__STATED PROBLEM__:
Do not carry the pictures over; copy every other part of the entries exactly.

-- start AVAILABLE DATA --

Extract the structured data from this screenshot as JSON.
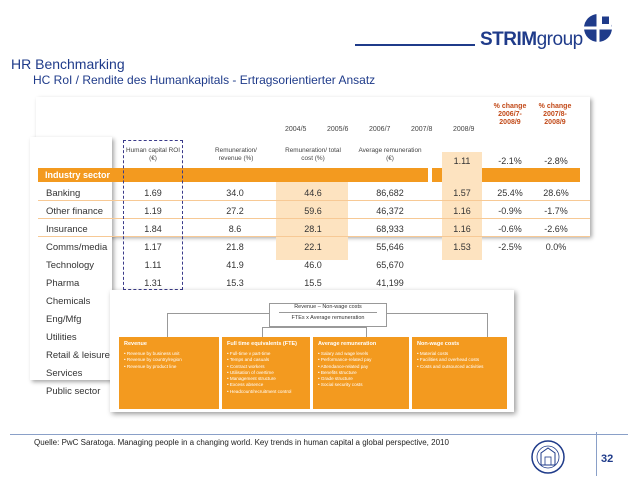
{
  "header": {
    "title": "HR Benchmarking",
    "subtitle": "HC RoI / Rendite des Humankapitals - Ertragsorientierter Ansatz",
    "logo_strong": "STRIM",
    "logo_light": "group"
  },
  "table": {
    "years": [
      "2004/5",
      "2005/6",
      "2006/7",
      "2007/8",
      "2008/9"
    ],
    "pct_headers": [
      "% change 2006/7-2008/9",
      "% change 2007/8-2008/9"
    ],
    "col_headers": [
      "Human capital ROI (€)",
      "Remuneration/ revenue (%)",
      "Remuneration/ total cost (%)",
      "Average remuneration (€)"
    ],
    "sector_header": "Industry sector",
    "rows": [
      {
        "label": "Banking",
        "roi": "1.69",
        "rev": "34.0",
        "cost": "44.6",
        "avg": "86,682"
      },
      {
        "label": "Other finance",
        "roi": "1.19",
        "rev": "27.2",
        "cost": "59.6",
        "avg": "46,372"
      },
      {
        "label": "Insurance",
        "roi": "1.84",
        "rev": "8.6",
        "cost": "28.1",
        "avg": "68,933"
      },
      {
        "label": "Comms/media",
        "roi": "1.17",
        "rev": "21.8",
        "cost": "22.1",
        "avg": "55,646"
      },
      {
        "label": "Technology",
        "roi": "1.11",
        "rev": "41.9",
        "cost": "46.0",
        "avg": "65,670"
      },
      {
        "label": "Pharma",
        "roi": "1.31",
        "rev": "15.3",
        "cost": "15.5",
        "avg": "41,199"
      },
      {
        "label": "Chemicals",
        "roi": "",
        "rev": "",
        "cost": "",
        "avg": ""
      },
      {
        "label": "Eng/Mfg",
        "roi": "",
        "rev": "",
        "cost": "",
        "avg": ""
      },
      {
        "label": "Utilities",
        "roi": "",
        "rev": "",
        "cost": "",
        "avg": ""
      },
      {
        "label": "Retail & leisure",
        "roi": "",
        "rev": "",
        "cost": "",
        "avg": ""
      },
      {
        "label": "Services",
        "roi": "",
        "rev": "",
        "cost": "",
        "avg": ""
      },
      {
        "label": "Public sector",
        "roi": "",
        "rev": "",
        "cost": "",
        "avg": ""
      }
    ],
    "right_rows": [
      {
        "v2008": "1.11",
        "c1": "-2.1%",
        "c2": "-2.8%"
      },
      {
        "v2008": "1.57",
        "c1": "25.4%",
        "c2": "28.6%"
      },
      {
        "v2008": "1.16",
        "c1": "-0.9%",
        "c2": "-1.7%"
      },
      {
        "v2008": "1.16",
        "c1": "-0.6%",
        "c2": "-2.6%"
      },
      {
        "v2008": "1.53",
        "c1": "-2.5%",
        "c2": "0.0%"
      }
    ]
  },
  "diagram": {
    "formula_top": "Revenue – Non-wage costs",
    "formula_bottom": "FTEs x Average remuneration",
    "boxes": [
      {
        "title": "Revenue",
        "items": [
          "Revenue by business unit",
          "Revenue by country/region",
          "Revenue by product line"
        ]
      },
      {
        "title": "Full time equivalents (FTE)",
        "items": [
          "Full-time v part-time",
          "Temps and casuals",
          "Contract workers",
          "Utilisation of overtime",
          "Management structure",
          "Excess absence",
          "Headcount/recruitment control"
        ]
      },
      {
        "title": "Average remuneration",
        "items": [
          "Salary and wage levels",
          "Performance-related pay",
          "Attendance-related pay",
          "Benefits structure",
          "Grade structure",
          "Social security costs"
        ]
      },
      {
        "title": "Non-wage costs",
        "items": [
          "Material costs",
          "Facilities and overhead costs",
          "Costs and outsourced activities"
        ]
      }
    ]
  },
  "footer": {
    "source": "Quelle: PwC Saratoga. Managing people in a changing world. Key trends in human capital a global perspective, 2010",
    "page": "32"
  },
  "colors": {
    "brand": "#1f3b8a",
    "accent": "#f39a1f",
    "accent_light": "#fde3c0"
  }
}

-- end AVAILABLE DATA --

__TASK SOLUTION__:
Extract the structured data from this screenshot as JSON.
{
  "header": {
    "title": "HR Benchmarking",
    "subtitle": "HC RoI / Rendite des Humankapitals - Ertragsorientierter Ansatz",
    "logo_strong": "STRIM",
    "logo_light": "group"
  },
  "table": {
    "years": [
      "2004/5",
      "2005/6",
      "2006/7",
      "2007/8",
      "2008/9"
    ],
    "pct_headers": [
      "% change 2006/7-2008/9",
      "% change 2007/8-2008/9"
    ],
    "col_headers": [
      "Human capital ROI (€)",
      "Remuneration/ revenue (%)",
      "Remuneration/ total cost (%)",
      "Average remuneration (€)"
    ],
    "sector_header": "Industry sector",
    "rows": [
      {
        "label": "Banking",
        "roi": "1.69",
        "rev": "34.0",
        "cost": "44.6",
        "avg": "86,682"
      },
      {
        "label": "Other finance",
        "roi": "1.19",
        "rev": "27.2",
        "cost": "59.6",
        "avg": "46,372"
      },
      {
        "label": "Insurance",
        "roi": "1.84",
        "rev": "8.6",
        "cost": "28.1",
        "avg": "68,933"
      },
      {
        "label": "Comms/media",
        "roi": "1.17",
        "rev": "21.8",
        "cost": "22.1",
        "avg": "55,646"
      },
      {
        "label": "Technology",
        "roi": "1.11",
        "rev": "41.9",
        "cost": "46.0",
        "avg": "65,670"
      },
      {
        "label": "Pharma",
        "roi": "1.31",
        "rev": "15.3",
        "cost": "15.5",
        "avg": "41,199"
      },
      {
        "label": "Chemicals",
        "roi": "",
        "rev": "",
        "cost": "",
        "avg": ""
      },
      {
        "label": "Eng/Mfg",
        "roi": "",
        "rev": "",
        "cost": "",
        "avg": ""
      },
      {
        "label": "Utilities",
        "roi": "",
        "rev": "",
        "cost": "",
        "avg": ""
      },
      {
        "label": "Retail & leisure",
        "roi": "",
        "rev": "",
        "cost": "",
        "avg": ""
      },
      {
        "label": "Services",
        "roi": "",
        "rev": "",
        "cost": "",
        "avg": ""
      },
      {
        "label": "Public sector",
        "roi": "",
        "rev": "",
        "cost": "",
        "avg": ""
      }
    ],
    "right_rows": [
      {
        "v2008": "1.11",
        "c1": "-2.1%",
        "c2": "-2.8%"
      },
      {
        "v2008": "1.57",
        "c1": "25.4%",
        "c2": "28.6%"
      },
      {
        "v2008": "1.16",
        "c1": "-0.9%",
        "c2": "-1.7%"
      },
      {
        "v2008": "1.16",
        "c1": "-0.6%",
        "c2": "-2.6%"
      },
      {
        "v2008": "1.53",
        "c1": "-2.5%",
        "c2": "0.0%"
      }
    ]
  },
  "diagram": {
    "formula_top": "Revenue – Non-wage costs",
    "formula_bottom": "FTEs x Average remuneration",
    "boxes": [
      {
        "title": "Revenue",
        "items": [
          "Revenue by business unit",
          "Revenue by country/region",
          "Revenue by product line"
        ]
      },
      {
        "title": "Full time equivalents (FTE)",
        "items": [
          "Full-time v part-time",
          "Temps and casuals",
          "Contract workers",
          "Utilisation of overtime",
          "Management structure",
          "Excess absence",
          "Headcount/recruitment control"
        ]
      },
      {
        "title": "Average remuneration",
        "items": [
          "Salary and wage levels",
          "Performance-related pay",
          "Attendance-related pay",
          "Benefits structure",
          "Grade structure",
          "Social security costs"
        ]
      },
      {
        "title": "Non-wage costs",
        "items": [
          "Material costs",
          "Facilities and overhead costs",
          "Costs and outsourced activities"
        ]
      }
    ]
  },
  "footer": {
    "source": "Quelle: PwC Saratoga. Managing people in a changing world. Key trends in human capital a global perspective, 2010",
    "page": "32"
  },
  "colors": {
    "brand": "#1f3b8a",
    "accent": "#f39a1f",
    "accent_light": "#fde3c0"
  }
}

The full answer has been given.